Stated problem :: In the listing, take the lines starting at the one containing "Patent image size: (750, 854)." and ending at the one containing "The pipe 210 is at (707, 436).", and reproduce them with "enlarged scale" swapped for "magnified scale", changing nothing else.

Records to use ::
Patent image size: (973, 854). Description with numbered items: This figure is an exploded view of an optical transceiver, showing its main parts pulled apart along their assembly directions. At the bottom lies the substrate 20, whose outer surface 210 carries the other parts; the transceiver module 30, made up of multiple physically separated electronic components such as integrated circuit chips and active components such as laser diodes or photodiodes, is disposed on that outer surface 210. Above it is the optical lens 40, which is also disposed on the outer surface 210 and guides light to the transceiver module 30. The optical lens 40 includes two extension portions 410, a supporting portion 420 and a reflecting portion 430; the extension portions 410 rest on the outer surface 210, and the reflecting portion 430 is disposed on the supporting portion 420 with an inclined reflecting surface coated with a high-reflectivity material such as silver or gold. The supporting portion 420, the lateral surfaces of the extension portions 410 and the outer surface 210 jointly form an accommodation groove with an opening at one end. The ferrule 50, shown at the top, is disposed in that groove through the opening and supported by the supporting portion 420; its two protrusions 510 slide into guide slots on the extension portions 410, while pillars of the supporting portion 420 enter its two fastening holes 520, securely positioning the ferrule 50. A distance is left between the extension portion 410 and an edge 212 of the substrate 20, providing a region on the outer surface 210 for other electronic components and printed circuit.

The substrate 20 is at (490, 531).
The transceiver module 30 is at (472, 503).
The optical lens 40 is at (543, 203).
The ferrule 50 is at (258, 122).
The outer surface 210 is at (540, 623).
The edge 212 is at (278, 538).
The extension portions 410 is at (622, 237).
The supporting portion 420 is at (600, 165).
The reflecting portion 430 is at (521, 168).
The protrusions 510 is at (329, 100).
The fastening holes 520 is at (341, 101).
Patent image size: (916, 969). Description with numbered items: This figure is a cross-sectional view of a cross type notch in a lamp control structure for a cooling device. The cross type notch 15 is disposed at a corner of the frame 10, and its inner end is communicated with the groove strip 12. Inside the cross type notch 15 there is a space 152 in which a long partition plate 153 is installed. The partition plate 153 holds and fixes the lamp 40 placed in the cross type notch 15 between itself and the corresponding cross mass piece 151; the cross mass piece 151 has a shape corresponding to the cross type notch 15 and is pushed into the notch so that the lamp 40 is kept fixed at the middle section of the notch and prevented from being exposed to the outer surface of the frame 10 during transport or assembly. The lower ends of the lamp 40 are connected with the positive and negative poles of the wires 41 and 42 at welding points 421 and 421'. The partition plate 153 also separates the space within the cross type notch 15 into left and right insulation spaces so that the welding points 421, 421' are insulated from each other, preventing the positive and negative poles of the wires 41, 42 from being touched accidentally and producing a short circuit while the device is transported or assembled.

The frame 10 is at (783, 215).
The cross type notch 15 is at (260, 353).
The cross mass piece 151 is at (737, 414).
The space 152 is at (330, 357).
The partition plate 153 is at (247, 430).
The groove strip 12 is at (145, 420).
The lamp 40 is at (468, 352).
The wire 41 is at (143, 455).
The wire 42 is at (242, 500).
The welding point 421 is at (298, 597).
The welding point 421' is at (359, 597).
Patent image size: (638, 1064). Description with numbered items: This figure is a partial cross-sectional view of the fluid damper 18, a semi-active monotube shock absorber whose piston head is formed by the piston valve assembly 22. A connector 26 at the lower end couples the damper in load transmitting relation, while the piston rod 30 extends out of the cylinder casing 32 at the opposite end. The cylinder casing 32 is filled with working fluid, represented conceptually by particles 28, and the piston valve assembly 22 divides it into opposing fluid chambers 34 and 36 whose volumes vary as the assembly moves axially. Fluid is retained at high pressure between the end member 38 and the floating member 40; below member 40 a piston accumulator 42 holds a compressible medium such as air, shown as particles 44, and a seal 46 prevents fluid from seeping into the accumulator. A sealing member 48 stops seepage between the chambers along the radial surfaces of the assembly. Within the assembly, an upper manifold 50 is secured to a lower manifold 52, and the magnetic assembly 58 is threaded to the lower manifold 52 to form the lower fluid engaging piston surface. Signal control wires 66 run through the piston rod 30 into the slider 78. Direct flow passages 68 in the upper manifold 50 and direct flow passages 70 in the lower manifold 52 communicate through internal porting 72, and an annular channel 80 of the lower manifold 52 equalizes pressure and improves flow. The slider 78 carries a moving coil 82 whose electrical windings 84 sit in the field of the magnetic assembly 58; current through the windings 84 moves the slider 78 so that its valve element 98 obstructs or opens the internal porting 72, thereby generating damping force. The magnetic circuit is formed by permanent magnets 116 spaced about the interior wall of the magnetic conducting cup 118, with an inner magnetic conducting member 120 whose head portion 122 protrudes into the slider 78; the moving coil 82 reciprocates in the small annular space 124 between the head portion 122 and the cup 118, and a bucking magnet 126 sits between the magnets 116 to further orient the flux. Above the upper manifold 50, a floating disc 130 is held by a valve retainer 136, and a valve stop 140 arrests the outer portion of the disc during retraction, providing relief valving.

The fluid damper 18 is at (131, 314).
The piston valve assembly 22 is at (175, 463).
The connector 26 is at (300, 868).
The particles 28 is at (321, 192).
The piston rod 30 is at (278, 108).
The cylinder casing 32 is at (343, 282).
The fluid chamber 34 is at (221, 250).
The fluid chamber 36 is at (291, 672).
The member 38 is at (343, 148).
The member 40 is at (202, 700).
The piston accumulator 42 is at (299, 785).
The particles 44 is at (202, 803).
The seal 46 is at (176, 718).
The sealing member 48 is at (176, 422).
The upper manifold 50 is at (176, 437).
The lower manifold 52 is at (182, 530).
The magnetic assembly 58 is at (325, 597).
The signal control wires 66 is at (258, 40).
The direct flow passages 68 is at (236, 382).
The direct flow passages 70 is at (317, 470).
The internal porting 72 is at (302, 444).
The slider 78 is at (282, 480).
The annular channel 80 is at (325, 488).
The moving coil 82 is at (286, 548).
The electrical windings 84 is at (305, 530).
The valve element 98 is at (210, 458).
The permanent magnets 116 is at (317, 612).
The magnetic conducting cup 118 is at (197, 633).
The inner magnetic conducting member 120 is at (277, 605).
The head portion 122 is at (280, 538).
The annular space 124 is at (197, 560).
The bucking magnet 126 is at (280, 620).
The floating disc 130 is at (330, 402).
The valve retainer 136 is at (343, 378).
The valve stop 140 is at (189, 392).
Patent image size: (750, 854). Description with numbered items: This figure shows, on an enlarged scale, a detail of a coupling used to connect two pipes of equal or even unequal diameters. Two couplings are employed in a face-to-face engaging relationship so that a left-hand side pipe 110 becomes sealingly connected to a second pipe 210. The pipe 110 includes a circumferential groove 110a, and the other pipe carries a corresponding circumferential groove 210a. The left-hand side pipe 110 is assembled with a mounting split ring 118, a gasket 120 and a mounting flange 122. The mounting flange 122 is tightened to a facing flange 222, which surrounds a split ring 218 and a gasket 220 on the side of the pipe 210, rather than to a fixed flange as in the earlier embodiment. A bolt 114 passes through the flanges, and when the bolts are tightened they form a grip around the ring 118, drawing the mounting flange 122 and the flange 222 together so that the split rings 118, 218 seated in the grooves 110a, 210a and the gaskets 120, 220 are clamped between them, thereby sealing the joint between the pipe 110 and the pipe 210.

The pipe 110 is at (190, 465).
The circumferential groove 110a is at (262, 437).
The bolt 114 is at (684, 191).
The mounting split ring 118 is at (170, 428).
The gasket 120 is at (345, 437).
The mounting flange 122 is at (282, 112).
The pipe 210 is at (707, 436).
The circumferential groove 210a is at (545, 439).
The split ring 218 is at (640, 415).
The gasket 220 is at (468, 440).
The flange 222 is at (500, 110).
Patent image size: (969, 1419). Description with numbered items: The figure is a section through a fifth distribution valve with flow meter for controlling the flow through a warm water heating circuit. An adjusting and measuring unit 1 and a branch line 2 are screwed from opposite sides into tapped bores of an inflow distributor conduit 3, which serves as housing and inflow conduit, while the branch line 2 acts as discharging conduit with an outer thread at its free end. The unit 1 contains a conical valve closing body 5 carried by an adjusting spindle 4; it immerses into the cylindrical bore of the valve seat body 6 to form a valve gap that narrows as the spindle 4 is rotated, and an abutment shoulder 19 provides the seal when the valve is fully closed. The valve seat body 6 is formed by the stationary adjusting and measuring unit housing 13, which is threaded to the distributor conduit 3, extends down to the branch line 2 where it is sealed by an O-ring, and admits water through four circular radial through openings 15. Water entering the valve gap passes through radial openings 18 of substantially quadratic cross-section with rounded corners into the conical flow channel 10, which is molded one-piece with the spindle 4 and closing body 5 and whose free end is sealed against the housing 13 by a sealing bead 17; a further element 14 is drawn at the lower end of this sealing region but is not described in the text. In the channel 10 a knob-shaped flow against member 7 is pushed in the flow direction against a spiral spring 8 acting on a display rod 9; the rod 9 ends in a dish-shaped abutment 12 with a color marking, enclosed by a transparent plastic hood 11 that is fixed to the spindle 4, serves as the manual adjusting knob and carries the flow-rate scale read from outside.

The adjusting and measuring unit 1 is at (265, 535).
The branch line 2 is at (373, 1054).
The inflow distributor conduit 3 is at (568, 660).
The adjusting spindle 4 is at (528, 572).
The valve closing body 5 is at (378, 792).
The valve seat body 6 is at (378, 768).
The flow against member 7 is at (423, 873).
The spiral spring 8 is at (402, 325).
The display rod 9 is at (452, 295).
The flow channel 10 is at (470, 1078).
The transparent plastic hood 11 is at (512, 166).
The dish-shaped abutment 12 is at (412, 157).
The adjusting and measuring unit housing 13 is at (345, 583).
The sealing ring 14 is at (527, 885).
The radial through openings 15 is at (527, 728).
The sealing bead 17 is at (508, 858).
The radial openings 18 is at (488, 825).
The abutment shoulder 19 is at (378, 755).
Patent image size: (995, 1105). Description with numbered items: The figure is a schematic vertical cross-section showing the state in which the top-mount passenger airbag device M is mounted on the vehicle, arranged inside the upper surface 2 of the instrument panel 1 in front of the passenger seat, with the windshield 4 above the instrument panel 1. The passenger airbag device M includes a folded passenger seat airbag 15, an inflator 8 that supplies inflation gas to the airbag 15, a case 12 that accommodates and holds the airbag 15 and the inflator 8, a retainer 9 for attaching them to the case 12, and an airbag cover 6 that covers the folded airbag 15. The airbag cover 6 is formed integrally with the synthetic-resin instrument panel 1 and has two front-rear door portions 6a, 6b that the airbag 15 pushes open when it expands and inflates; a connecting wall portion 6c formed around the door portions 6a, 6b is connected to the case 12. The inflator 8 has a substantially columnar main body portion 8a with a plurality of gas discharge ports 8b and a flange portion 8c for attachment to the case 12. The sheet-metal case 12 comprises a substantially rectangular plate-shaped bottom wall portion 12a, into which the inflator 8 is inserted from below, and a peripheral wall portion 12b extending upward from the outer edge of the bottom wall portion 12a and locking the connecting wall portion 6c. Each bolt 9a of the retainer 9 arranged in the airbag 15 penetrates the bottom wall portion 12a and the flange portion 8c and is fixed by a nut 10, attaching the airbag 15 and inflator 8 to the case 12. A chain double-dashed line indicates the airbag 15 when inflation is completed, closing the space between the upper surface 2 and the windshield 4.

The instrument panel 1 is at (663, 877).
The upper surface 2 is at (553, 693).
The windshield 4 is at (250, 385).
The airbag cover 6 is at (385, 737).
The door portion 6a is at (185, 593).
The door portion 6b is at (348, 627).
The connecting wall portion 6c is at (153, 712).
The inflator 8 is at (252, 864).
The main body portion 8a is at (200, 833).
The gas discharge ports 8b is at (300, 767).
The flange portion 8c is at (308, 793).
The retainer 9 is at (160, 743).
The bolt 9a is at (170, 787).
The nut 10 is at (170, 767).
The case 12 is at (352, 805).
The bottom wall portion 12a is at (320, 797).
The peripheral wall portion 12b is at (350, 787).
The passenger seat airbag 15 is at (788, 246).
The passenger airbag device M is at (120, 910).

Reply to the exercise ::
Patent image size: (750, 854). Description with numbered items: This figure shows, on an magnified scale, a detail of a coupling used to connect two pipes of equal or even unequal diameters. Two couplings are employed in a face-to-face engaging relationship so that a left-hand side pipe 110 becomes sealingly connected to a second pipe 210. The pipe 110 includes a circumferential groove 110a, and the other pipe carries a corresponding circumferential groove 210a. The left-hand side pipe 110 is assembled with a mounting split ring 118, a gasket 120 and a mounting flange 122. The mounting flange 122 is tightened to a facing flange 222, which surrounds a split ring 218 and a gasket 220 on the side of the pipe 210, rather than to a fixed flange as in the earlier embodiment. A bolt 114 passes through the flanges, and when the bolts are tightened they form a grip around the ring 118, drawing the mounting flange 122 and the flange 222 together so that the split rings 118, 218 seated in the grooves 110a, 210a and the gaskets 120, 220 are clamped between them, thereby sealing the joint between the pipe 110 and the pipe 210.

The pipe 110 is at (190, 465).
The circumferential groove 110a is at (262, 437).
The bolt 114 is at (684, 191).
The mounting split ring 118 is at (170, 428).
The gasket 120 is at (345, 437).
The mounting flange 122 is at (282, 112).
The pipe 210 is at (707, 436).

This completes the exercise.